■ PROBLEM STATEMENT
Gather all lines containing the string "lexical" and copy them out.

** Start **

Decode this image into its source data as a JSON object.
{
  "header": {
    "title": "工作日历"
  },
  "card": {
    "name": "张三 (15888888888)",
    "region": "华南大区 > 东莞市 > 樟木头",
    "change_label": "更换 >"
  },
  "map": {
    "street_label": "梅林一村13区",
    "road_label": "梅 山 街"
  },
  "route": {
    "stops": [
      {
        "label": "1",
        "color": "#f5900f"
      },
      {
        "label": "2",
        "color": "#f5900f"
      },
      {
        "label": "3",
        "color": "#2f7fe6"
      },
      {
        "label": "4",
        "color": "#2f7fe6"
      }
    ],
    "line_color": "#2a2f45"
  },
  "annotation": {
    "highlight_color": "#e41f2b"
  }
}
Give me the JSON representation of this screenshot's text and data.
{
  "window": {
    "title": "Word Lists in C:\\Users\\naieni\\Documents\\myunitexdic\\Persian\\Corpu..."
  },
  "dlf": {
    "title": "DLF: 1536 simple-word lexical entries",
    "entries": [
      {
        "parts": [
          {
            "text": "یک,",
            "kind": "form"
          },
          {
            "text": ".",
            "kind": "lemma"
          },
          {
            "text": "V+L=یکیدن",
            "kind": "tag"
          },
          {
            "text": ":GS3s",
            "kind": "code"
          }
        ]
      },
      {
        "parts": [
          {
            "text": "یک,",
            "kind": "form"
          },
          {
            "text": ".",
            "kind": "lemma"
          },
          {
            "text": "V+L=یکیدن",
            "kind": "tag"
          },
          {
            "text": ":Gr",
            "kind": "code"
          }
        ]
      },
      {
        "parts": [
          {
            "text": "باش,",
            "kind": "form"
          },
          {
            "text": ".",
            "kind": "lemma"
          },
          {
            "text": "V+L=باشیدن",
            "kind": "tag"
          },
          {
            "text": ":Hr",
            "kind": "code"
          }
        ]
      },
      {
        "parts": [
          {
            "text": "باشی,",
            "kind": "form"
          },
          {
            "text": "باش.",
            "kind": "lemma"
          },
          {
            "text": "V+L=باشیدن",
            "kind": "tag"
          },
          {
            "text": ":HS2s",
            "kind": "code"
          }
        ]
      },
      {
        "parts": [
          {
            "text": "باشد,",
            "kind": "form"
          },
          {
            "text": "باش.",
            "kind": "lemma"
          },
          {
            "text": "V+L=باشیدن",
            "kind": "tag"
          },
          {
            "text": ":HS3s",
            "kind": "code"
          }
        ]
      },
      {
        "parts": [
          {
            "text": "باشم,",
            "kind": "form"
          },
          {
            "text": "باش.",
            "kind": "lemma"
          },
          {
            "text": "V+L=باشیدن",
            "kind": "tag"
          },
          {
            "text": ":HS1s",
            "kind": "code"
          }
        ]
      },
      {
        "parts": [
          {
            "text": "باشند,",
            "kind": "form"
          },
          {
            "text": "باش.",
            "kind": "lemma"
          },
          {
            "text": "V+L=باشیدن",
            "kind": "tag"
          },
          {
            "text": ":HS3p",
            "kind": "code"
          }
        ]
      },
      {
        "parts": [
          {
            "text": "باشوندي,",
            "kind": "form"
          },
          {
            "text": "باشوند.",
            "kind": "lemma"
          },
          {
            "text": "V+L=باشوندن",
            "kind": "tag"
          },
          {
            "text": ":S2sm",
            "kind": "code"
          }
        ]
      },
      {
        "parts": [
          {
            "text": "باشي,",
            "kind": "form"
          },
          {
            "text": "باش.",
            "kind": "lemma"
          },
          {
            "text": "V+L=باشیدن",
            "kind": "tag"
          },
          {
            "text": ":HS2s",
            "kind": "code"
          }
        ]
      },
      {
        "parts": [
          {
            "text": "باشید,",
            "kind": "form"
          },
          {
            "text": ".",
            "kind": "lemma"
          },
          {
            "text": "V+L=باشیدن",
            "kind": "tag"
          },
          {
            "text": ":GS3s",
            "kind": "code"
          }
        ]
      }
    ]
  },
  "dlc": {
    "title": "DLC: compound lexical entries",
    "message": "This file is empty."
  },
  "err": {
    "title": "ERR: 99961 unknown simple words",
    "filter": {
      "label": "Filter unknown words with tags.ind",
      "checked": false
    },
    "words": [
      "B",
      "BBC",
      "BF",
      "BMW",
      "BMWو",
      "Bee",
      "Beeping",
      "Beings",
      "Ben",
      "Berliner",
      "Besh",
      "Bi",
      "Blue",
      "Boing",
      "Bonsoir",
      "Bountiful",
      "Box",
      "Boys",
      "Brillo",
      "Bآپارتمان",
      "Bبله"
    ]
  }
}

** End **

■ EXPECTED ANSWER
    "title": "DLF: 1536 simple-word lexical entries",
    "title": "DLC: compound lexical entries",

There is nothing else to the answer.